### PROBLEM STATEMENT
Each line below either holds the string "series" or doesn't. Count those that do and give only the number.

::: SOURCE RECORDS :::

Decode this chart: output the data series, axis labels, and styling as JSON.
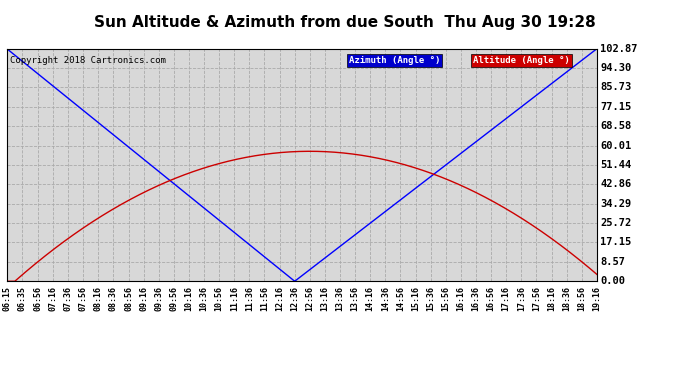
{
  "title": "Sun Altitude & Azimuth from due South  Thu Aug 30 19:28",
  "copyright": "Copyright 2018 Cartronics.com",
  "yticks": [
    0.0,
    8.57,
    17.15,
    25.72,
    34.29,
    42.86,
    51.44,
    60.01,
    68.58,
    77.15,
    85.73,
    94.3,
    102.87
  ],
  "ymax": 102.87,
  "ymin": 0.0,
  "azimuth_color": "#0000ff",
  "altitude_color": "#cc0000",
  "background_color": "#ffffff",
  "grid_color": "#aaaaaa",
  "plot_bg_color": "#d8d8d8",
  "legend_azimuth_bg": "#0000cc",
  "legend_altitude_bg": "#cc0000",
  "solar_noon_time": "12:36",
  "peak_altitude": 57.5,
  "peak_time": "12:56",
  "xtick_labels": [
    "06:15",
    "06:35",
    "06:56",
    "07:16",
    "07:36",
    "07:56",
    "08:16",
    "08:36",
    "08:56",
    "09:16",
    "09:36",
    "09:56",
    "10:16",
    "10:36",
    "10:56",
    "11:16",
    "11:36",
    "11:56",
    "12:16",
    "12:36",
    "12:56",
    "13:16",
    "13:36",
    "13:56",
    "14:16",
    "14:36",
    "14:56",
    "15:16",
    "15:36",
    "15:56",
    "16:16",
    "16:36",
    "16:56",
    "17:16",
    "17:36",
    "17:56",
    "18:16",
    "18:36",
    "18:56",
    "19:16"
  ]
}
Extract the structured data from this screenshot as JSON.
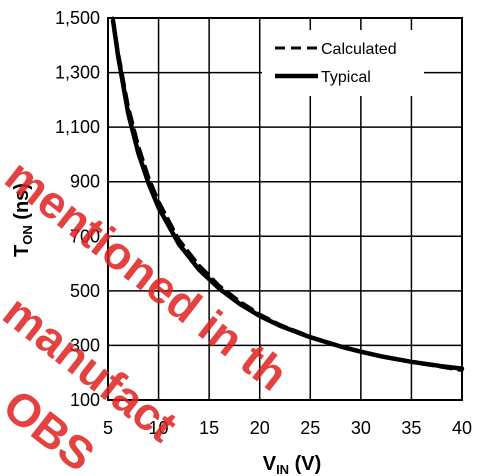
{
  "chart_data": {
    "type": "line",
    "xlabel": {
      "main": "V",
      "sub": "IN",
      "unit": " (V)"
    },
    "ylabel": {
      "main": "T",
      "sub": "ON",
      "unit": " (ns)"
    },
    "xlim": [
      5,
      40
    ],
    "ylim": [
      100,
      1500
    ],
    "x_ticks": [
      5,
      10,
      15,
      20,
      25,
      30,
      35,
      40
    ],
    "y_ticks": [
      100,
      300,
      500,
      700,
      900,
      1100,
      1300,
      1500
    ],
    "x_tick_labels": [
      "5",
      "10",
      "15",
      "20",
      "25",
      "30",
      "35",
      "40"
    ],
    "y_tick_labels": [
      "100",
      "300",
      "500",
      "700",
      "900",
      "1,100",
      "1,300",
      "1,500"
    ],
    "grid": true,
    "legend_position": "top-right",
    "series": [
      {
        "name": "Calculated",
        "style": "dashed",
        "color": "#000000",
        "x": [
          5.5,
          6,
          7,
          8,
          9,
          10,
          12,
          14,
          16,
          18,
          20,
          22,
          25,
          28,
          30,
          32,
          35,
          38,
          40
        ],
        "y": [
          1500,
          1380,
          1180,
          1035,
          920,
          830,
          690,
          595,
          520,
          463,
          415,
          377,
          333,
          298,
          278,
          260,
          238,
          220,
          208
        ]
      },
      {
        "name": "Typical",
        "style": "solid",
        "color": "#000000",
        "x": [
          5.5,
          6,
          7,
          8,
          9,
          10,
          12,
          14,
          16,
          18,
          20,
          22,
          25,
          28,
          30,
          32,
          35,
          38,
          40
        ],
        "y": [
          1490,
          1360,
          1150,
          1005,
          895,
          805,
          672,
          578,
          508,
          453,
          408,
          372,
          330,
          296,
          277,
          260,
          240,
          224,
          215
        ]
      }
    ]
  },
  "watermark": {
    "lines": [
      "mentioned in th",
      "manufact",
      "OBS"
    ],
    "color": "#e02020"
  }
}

:::

### OUTPUT
2